EXERCISE INSTRUCTIONS: Transcribe the material in full, exactly as written.
══════
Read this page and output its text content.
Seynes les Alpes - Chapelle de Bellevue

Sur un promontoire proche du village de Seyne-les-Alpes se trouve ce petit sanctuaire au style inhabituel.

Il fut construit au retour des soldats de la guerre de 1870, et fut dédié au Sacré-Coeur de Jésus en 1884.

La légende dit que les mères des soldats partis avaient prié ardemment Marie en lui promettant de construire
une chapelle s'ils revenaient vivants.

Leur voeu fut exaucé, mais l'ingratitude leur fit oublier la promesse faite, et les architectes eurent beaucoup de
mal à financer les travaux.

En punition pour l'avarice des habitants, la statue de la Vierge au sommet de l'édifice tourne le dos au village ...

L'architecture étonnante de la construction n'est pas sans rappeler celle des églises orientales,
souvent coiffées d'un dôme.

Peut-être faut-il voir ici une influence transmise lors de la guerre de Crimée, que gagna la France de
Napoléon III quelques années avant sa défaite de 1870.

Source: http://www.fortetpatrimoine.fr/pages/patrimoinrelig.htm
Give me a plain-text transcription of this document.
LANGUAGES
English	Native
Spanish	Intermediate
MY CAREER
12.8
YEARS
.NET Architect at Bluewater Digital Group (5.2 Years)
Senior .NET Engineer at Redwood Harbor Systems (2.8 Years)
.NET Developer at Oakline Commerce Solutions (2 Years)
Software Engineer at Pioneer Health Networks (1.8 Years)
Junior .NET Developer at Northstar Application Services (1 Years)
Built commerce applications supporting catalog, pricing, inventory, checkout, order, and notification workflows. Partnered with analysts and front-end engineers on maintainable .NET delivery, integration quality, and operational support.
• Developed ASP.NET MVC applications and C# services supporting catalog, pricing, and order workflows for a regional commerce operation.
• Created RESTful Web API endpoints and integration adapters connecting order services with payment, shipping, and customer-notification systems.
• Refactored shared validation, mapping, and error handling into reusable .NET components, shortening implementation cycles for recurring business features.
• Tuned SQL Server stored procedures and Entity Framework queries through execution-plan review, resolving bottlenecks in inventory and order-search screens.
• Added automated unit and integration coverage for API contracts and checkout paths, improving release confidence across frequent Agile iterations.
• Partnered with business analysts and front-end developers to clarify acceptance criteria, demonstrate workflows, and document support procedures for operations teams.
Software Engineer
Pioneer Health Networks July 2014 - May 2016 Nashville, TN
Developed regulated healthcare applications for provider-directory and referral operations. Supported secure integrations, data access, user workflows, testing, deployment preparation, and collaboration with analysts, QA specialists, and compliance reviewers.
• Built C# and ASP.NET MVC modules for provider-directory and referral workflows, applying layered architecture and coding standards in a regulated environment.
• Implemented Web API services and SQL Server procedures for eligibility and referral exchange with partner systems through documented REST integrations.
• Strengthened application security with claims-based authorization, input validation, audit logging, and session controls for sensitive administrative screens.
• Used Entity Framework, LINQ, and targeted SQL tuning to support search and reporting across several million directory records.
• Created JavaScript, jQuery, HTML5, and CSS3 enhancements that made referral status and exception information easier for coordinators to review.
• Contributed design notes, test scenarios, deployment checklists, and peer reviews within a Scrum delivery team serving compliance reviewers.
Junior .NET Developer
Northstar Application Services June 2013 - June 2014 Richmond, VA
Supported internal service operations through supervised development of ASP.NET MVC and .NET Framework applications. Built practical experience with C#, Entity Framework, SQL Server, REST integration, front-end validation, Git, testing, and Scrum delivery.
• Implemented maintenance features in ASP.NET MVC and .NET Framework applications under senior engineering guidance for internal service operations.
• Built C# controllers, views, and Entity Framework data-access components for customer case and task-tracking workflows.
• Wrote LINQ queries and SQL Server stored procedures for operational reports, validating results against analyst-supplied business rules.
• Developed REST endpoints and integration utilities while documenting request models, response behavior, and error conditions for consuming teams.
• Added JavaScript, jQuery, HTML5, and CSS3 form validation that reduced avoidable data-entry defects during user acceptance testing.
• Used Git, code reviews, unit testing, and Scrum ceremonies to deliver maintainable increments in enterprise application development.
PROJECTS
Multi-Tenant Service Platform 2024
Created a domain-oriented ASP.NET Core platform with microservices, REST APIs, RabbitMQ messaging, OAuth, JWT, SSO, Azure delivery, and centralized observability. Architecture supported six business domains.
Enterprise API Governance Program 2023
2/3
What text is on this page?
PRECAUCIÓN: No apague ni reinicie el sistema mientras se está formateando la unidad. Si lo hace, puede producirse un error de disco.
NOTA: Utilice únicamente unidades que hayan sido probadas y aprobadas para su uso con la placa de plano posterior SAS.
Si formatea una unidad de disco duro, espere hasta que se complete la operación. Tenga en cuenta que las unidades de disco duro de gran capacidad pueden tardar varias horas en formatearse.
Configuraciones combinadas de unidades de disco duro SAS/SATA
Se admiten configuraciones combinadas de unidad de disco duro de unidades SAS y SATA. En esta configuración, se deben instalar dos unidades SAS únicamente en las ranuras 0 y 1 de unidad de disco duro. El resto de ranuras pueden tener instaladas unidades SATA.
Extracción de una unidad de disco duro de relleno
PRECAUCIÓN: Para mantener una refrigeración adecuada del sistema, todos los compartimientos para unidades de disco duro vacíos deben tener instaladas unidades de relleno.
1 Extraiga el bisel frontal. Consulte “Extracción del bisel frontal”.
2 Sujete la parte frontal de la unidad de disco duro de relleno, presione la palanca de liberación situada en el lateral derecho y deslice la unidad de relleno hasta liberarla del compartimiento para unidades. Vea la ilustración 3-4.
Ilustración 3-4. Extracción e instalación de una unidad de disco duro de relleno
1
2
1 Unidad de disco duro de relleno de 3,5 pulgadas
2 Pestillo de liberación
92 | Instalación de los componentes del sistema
══════
FULL RESPONSE:
Read this page and output its text content.
Seynes les Alpes - Chapelle de Bellevue

Sur un promontoire proche du village de Seyne-les-Alpes se trouve ce petit sanctuaire au style inhabituel.

Il fut construit au retour des soldats de la guerre de 1870, et fut dédié au Sacré-Coeur de Jésus en 1884.

La légende dit que les mères des soldats partis avaient prié ardemment Marie en lui promettant de construire
une chapelle s'ils revenaient vivants.

Leur voeu fut exaucé, mais l'ingratitude leur fit oublier la promesse faite, et les architectes eurent beaucoup de
mal à financer les travaux.

En punition pour l'avarice des habitants, la statue de la Vierge au sommet de l'édifice tourne le dos au village ...

L'architecture étonnante de la construction n'est pas sans rappeler celle des églises orientales,
souvent coiffées d'un dôme.

Peut-être faut-il voir ici une influence transmise lors de la guerre de Crimée, que gagna la France de
Napoléon III quelques années avant sa défaite de 1870.

Source: http://www.fortetpatrimoine.fr/pages/patrimoinrelig.htm
Give me a plain-text transcription of this document.
LANGUAGES
English	Native
Spanish	Intermediate
MY CAREER
12.8
YEARS
.NET Architect at Bluewater Digital Group (5.2 Years)
Senior .NET Engineer at Redwood Harbor Systems (2.8 Years)
.NET Developer at Oakline Commerce Solutions (2 Years)
Software Engineer at Pioneer Health Networks (1.8 Years)
Junior .NET Developer at Northstar Application Services (1 Years)
Built commerce applications supporting catalog, pricing, inventory, checkout, order, and notification workflows. Partnered with analysts and front-end engineers on maintainable .NET delivery, integration quality, and operational support.
• Developed ASP.NET MVC applications and C# services supporting catalog, pricing, and order workflows for a regional commerce operation.
• Created RESTful Web API endpoints and integration adapters connecting order services with payment, shipping, and customer-notification systems.
• Refactored shared validation, mapping, and error handling into reusable .NET components, shortening implementation cycles for recurring business features.
• Tuned SQL Server stored procedures and Entity Framework queries through execution-plan review, resolving bottlenecks in inventory and order-search screens.
• Added automated unit and integration coverage for API contracts and checkout paths, improving release confidence across frequent Agile iterations.
• Partnered with business analysts and front-end developers to clarify acceptance criteria, demonstrate workflows, and document support procedures for operations teams.
Software Engineer
Pioneer Health Networks July 2014 - May 2016 Nashville, TN
Developed regulated healthcare applications for provider-directory and referral operations. Supported secure integrations, data access, user workflows, testing, deployment preparation, and collaboration with analysts, QA specialists, and compliance reviewers.
• Built C# and ASP.NET MVC modules for provider-directory and referral workflows, applying layered architecture and coding standards in a regulated environment.
• Implemented Web API services and SQL Server procedures for eligibility and referral exchange with partner systems through documented REST integrations.
• Strengthened application security with claims-based authorization, input validation, audit logging, and session controls for sensitive administrative screens.
• Used Entity Framework, LINQ, and targeted SQL tuning to support search and reporting across several million directory records.
• Created JavaScript, jQuery, HTML5, and CSS3 enhancements that made referral status and exception information easier for coordinators to review.
• Contributed design notes, test scenarios, deployment checklists, and peer reviews within a Scrum delivery team serving compliance reviewers.
Junior .NET Developer
Northstar Application Services June 2013 - June 2014 Richmond, VA
Supported internal service operations through supervised development of ASP.NET MVC and .NET Framework applications. Built practical experience with C#, Entity Framework, SQL Server, REST integration, front-end validation, Git, testing, and Scrum delivery.
• Implemented maintenance features in ASP.NET MVC and .NET Framework applications under senior engineering guidance for internal service operations.
• Built C# controllers, views, and Entity Framework data-access components for customer case and task-tracking workflows.
• Wrote LINQ queries and SQL Server stored procedures for operational reports, validating results against analyst-supplied business rules.
• Developed REST endpoints and integration utilities while documenting request models, response behavior, and error conditions for consuming teams.
• Added JavaScript, jQuery, HTML5, and CSS3 form validation that reduced avoidable data-entry defects during user acceptance testing.
• Used Git, code reviews, unit testing, and Scrum ceremonies to deliver maintainable increments in enterprise application development.
PROJECTS
Multi-Tenant Service Platform 2024
Created a domain-oriented ASP.NET Core platform with microservices, REST APIs, RabbitMQ messaging, OAuth, JWT, SSO, Azure delivery, and centralized observability. Architecture supported six business domains.
Enterprise API Governance Program 2023
2/3
What text is on this page?
PRECAUCIÓN: No apague ni reinicie el sistema mientras se está formateando la unidad. Si lo hace, puede producirse un error de disco.
NOTA: Utilice únicamente unidades que hayan sido probadas y aprobadas para su uso con la placa de plano posterior SAS.
Si formatea una unidad de disco duro, espere hasta que se complete la operación. Tenga en cuenta que las unidades de disco duro de gran capacidad pueden tardar varias horas en formatearse.
Configuraciones combinadas de unidades de disco duro SAS/SATA
Se admiten configuraciones combinadas de unidad de disco duro de unidades SAS y SATA. En esta configuración, se deben instalar dos unidades SAS únicamente en las ranuras 0 y 1 de unidad de disco duro. El resto de ranuras pueden tener instaladas unidades SATA.
Extracción de una unidad de disco duro de relleno
PRECAUCIÓN: Para mantener una refrigeración adecuada del sistema, todos los compartimientos para unidades de disco duro vacíos deben tener instaladas unidades de relleno.
1 Extraiga el bisel frontal. Consulte “Extracción del bisel frontal”.
2 Sujete la parte frontal de la unidad de disco duro de relleno, presione la palanca de liberación situada en el lateral derecho y deslice la unidad de relleno hasta liberarla del compartimiento para unidades. Vea la ilustración 3-4.
Ilustración 3-4. Extracción e instalación de una unidad de disco duro de relleno
1
2
1 Unidad de disco duro de relleno de 3,5 pulgadas
2 Pestillo de liberación
92 | Instalación de los componentes del sistema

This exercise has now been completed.